Job: Please continue the Metallica interview excerpt below from its last line, and leave the data that follows it alone.

WRONG. He plays ‘The Stranger’. What was your experience of ‘Portals’ been like?

“It’s been weird. It just kind of happened. I started working on music and then a certain time later, I had four tracks. I keep telling people it was never my plan to put out a solo album ‘cause I’m not that clever and don’t take myself that seriously. But one day I turned around, and I had four tracks of music on the table and I thought they were halfway-decent and decided fuck it, I’ll release it to the world and people can stream it ‘til they’re fucking sick of it and I’ll just go about my day doing what I usually do.”

Has ‘Portals’ opened the door to the possibility of more solo releases?

“Yeah, I’ve considered it. I’m always sitting on a tonne of music of all different types, so it’s highly likely I’ll do something in the near future. But it’s not going to be in the immediate future because Metallica is my priority and home. It’s my bed – the solo stuff is like a lost weekend for me! [Laughs]”


How many different artists appear on 2021’s all-star tribute album ‘The Metallica Blacklist’?

“Holy shit! I would say something like 15,000? [Laughs]”

WRONG. It’s 53.

“I knew there was a five in there!”

Metallica fans from Sam Fender to Elton John contribute to it…

“Having Elton appear on ‘Nothing Else Matters’ [with Miley Cyrus] felt like a culmination, because he was a huge inspiration to everyone in the band so for him to play on one of our songs is a huge honour.”

Who’s been the most unexpected person who’s turned out to be a Metallica fan?

“Richard Ramirez [aka ‘80s serial killer the Night Stalker]. When we played San Quentin Prison [in 2003], he was on death row and could hear us. The guards who were responsible for watching him said Richard Ramirez was pissed off and pacing his cell because he wasn’t allowed to see us. He gave the guards his subscription copy of a magazine with us on the cover and on the mail-tag it said: ‘Richard Ramirez, San Quentin Prison.’ So that’s my little token from Richard Ramirez. Not to glorify the guy – he did some horrible crimes. He hung out in Richmond California, and I wonder sometimes if me and the guys from [his pre-Metallica band] Exodus were at the same parties as him back in the day.”

Who hosted the episode of Saturday Night Live that Metallica appeared on in 1997?

“Oh the guy that acts and sings who looks like Lou Costello! Shoot, I can’t I remember his name!”

Data excerpts:

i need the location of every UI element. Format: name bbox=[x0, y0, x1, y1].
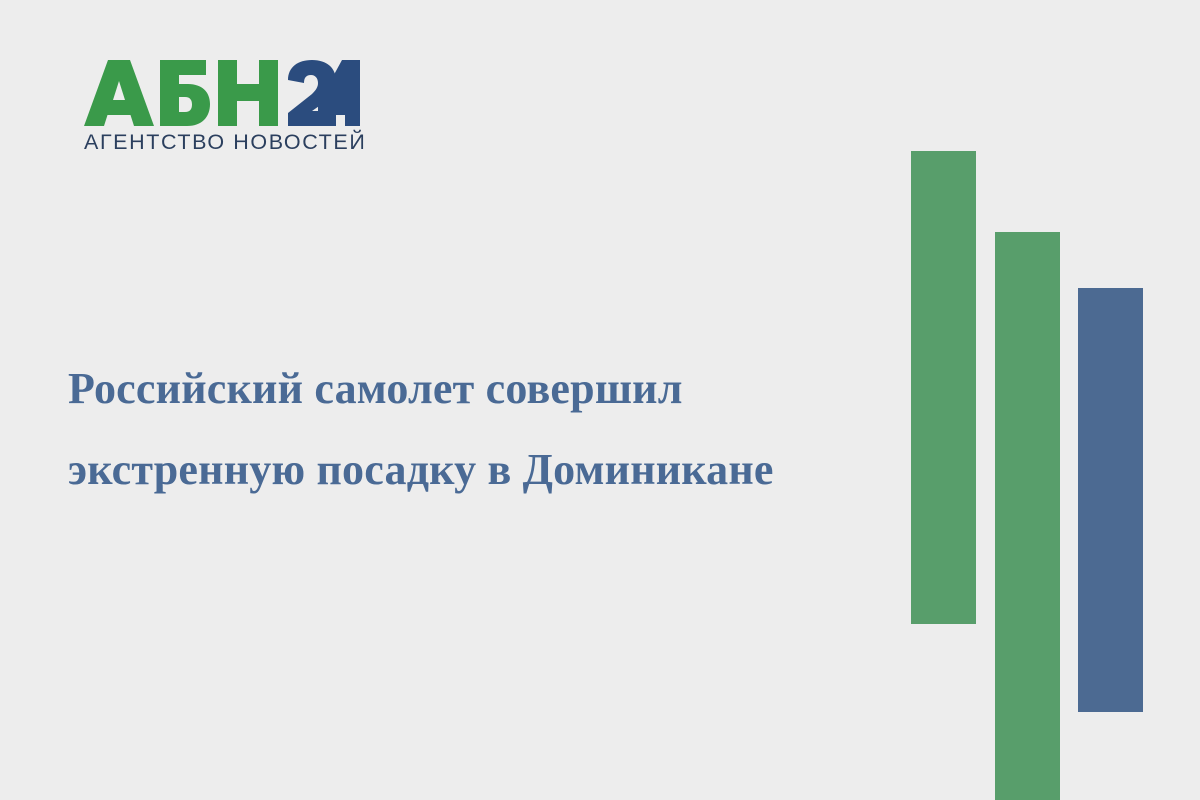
* * *
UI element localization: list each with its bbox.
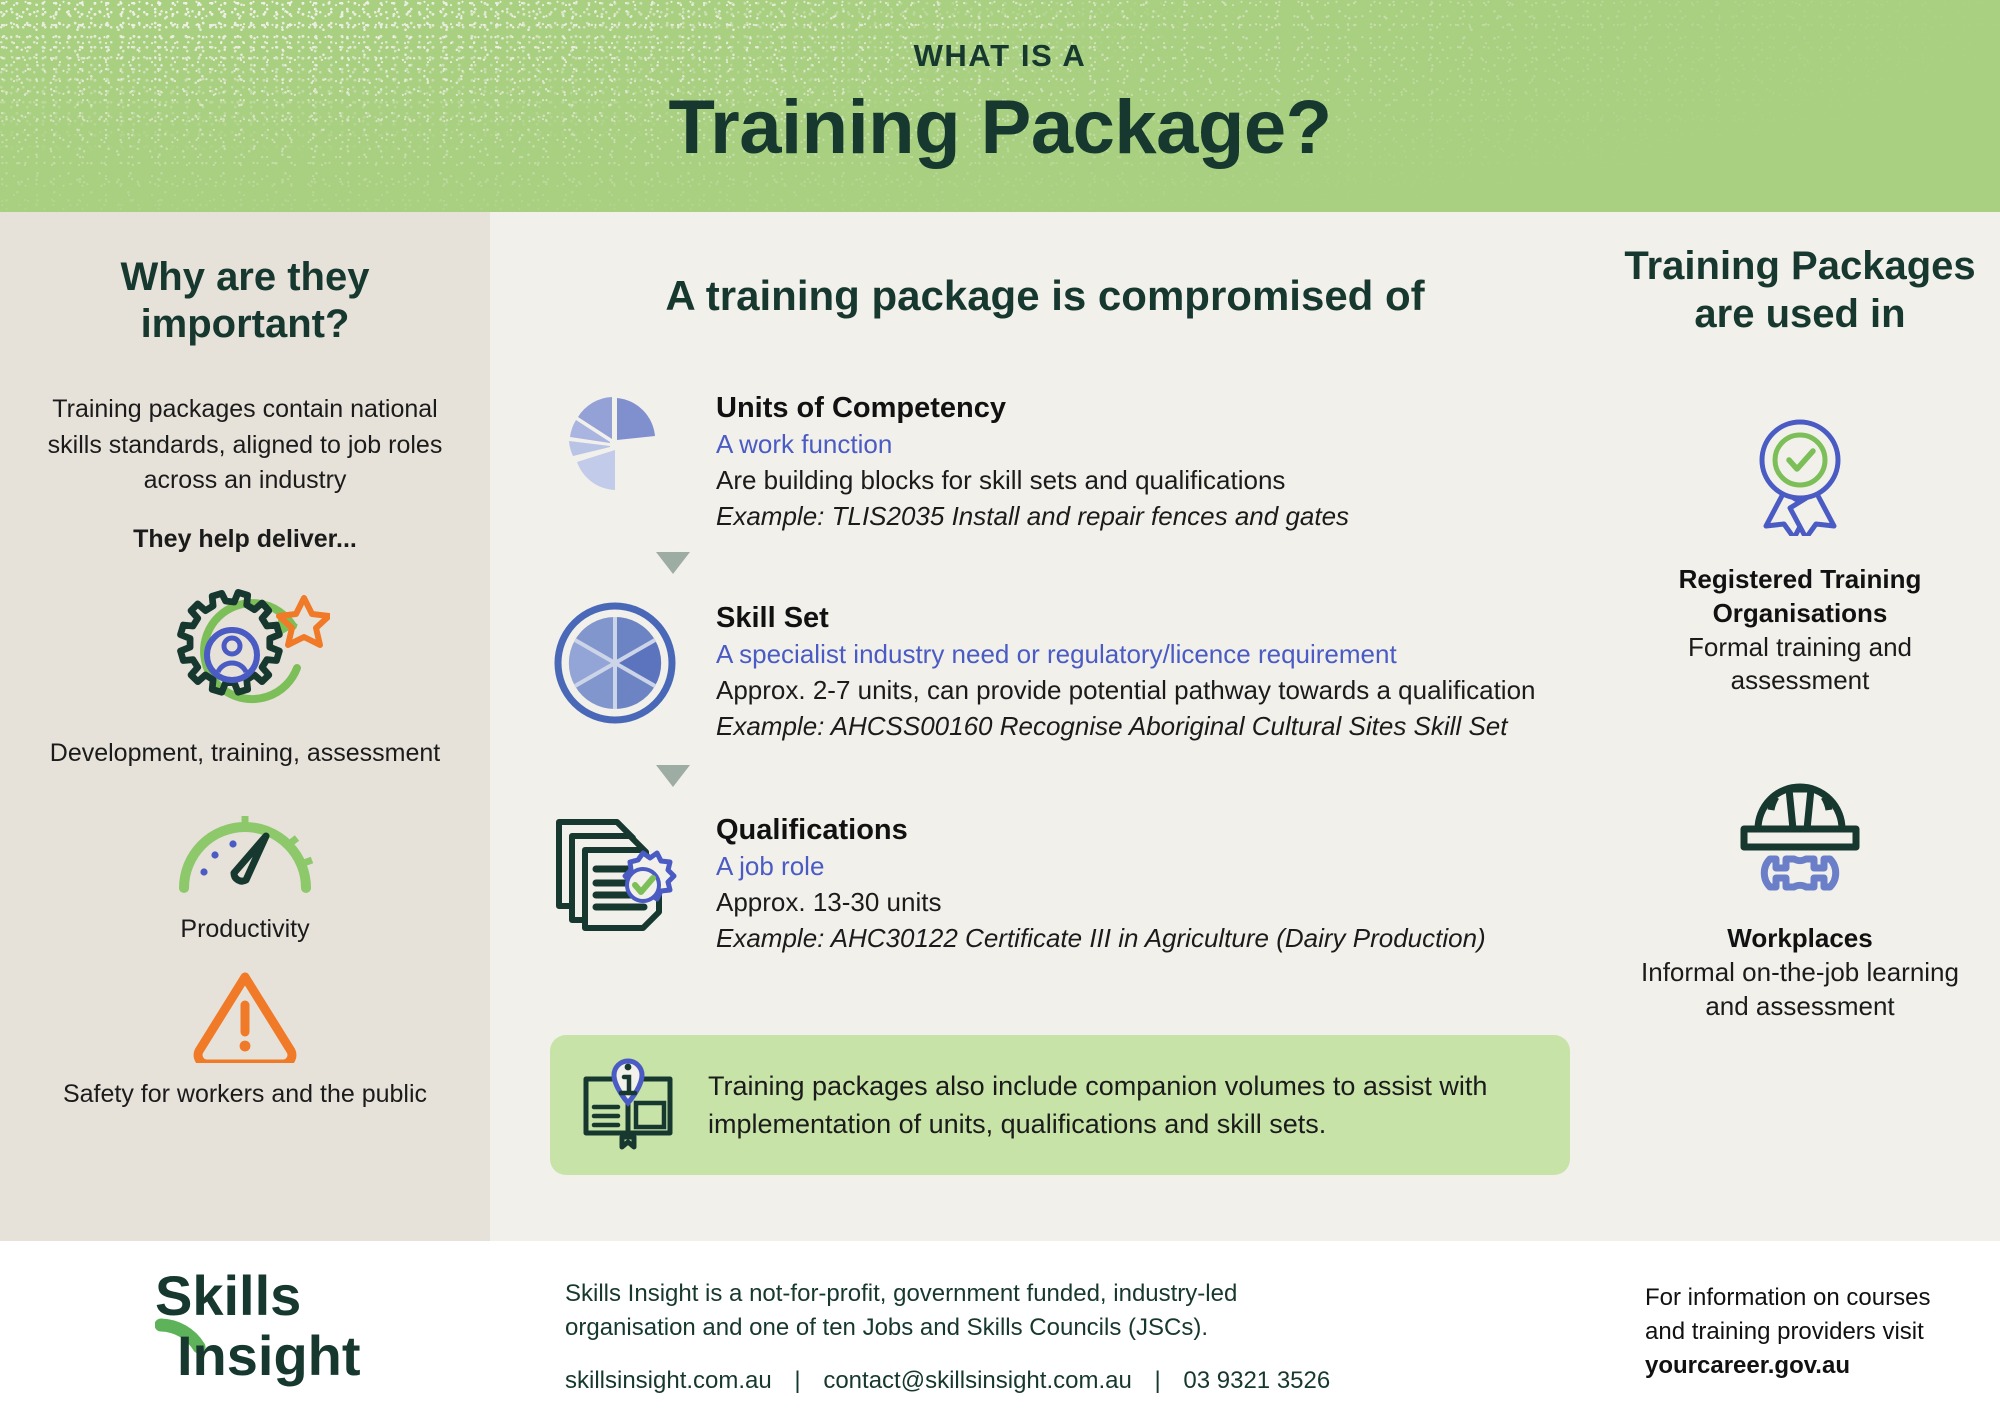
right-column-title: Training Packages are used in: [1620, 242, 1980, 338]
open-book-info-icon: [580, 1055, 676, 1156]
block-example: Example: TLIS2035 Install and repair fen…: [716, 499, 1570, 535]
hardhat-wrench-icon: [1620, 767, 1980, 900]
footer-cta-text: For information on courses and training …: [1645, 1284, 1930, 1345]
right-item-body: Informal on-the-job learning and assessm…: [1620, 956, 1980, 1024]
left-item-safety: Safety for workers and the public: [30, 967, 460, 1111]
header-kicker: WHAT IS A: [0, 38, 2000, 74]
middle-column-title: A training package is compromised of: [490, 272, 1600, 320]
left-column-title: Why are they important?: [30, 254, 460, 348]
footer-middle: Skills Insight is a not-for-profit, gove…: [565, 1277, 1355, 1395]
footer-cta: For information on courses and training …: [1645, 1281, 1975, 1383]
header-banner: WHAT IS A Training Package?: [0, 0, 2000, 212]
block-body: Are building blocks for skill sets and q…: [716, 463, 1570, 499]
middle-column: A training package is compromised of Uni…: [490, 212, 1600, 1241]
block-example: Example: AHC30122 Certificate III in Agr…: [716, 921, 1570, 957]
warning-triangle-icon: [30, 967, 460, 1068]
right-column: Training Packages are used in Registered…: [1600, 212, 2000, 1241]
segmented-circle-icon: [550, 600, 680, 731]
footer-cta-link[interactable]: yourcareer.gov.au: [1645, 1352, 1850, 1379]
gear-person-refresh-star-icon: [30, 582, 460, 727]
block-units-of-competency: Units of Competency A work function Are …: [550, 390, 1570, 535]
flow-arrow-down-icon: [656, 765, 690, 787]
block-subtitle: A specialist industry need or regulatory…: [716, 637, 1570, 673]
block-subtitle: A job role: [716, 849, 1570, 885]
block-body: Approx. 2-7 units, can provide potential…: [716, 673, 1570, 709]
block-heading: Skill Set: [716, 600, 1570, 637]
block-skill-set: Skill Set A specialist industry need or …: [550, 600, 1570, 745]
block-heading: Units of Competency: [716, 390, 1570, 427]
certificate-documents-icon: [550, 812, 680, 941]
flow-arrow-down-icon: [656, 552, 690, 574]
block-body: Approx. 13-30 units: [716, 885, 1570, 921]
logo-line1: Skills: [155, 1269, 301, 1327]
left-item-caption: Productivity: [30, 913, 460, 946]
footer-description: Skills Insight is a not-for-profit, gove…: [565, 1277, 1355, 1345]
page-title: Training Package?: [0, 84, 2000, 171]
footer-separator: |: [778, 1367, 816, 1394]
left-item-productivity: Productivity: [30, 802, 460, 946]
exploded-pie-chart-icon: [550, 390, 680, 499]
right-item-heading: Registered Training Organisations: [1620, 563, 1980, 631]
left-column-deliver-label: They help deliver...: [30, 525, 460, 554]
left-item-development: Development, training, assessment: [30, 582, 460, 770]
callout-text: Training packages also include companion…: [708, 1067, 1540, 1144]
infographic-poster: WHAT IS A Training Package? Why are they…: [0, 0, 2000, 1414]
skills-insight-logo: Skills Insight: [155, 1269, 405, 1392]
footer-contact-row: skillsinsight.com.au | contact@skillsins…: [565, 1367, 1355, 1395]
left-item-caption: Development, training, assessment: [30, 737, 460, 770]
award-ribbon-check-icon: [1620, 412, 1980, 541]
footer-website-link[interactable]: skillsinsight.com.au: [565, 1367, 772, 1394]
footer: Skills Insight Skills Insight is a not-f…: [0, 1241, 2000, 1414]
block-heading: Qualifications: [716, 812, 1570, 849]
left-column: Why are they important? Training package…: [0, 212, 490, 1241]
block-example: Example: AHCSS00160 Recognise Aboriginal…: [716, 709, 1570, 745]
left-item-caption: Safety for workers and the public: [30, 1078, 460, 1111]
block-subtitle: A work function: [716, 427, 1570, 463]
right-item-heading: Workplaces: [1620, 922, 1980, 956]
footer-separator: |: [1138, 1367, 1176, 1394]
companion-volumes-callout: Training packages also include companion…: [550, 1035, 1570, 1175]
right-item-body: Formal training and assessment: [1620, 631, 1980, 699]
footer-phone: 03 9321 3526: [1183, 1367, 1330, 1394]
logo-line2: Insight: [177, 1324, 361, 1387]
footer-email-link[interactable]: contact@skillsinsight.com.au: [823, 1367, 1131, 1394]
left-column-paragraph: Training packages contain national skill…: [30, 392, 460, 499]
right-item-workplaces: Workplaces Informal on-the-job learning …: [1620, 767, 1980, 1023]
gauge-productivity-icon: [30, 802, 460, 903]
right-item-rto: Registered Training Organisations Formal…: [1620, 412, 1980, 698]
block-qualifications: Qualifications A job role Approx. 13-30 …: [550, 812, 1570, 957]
---
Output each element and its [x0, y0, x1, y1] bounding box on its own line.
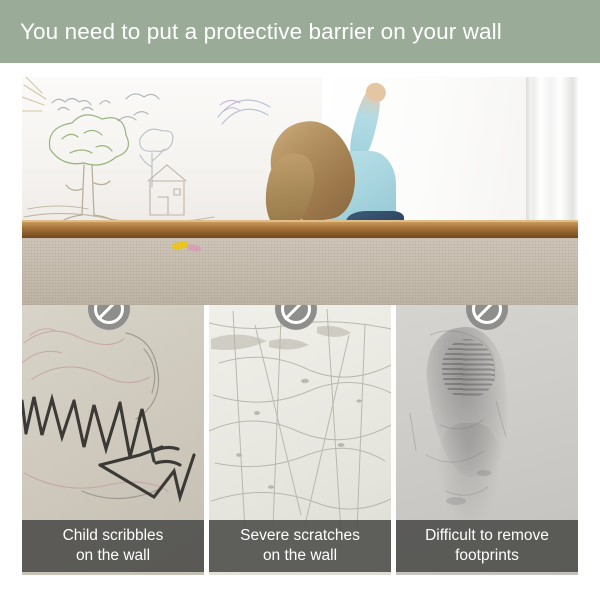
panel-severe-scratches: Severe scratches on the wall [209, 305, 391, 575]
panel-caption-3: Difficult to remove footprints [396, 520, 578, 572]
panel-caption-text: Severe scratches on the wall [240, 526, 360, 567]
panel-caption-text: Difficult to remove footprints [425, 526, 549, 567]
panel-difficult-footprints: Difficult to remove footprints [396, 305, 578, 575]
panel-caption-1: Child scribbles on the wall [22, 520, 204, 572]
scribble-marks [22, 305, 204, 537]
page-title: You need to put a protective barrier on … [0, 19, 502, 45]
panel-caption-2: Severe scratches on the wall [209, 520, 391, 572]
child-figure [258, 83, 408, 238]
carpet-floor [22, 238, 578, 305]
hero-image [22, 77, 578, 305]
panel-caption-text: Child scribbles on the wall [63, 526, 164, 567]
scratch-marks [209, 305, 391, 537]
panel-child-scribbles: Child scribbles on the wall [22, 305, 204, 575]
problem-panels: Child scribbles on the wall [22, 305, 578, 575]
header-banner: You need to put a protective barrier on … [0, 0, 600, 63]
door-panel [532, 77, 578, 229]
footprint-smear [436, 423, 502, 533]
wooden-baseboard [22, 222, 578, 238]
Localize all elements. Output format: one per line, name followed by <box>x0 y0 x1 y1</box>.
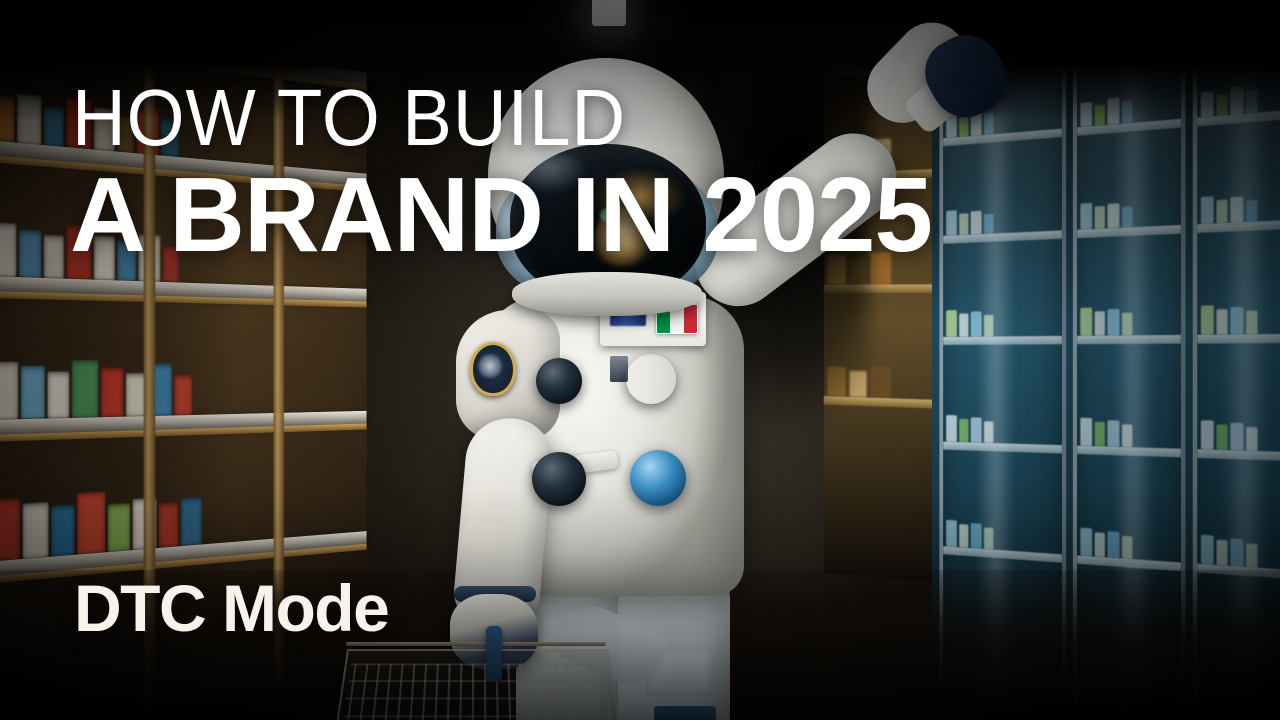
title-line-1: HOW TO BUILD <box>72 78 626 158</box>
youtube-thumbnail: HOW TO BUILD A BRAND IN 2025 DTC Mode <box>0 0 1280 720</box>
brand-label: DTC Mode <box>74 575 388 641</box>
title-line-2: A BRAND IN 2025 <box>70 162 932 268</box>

The result:
WRONG. It was Nathan Lane. You performed ‘Fuel’ and ‘The Memory Remains’ with Marianne Faithfull on it…

“Marianne Faithfull is the nicest sweetest, person and so great to hang out with, and that’s one of my favourite things we’ve done…”

She’s not the only fellow legend Metallica have worked with: the roll-call has included Kink Ray Davies and Lemmy

“I’m a huge Kinks fans so I had to hold back on all the questions I had for him and it was driving me crazy the whole time! Lemmy wrote – and broke – the rulebook on how to conduct yourself in the world of punk and heavy music. He was a man of huge integrity and is still a huge inspiration to us. He stood up for what he believed in, even when it was crazy like all the drugs and shit. He owned it. He was forever excited and played it down, and his inspiration lives on in Metallica: stand up for the music you believe in no matter what.”

In 2021, which husband-and-wife musician team covered ‘Enter Sandman’ for their Sunday Lunch series while peddling on exercise bikes?

“One of my huge guitar inspirations. I hold him in the highest regard. He’s the bad scientist of progressive music. He’s the one and only Robert Fripp – the King! – and his wonderful wife Toyah who I remember from back in the ‘80s with ‘It’s a Mystery’. When I saw that, I couldn’t believe it! I was blown away. ‘Cause as far as I was concerned, I was thinking Robert Fripp wouldn’t even be interested in my little band, but apparently at least we’re in his head now!”

How’s progress on the next Metallica album going?

“I’m not supposed to talk about the new album. Everyone warns me ‘Don’t talk about the new album!’, so you can ask me 20 questions and it’ll just be me politely finding different ways of me saying ‘I can’t talk about the new album!’”

The verdict: 4/10

“Damn! According to the American school system, that equates to about a D-minus – failing! [Laughs] You know, I am a Kentucky Fried Brain Cell Fool but I’m doing my best to regenerate them as gently as possible. It’s a good job I’ve been sober for the last 7 and a half years or else I would have got all 10 wrong!”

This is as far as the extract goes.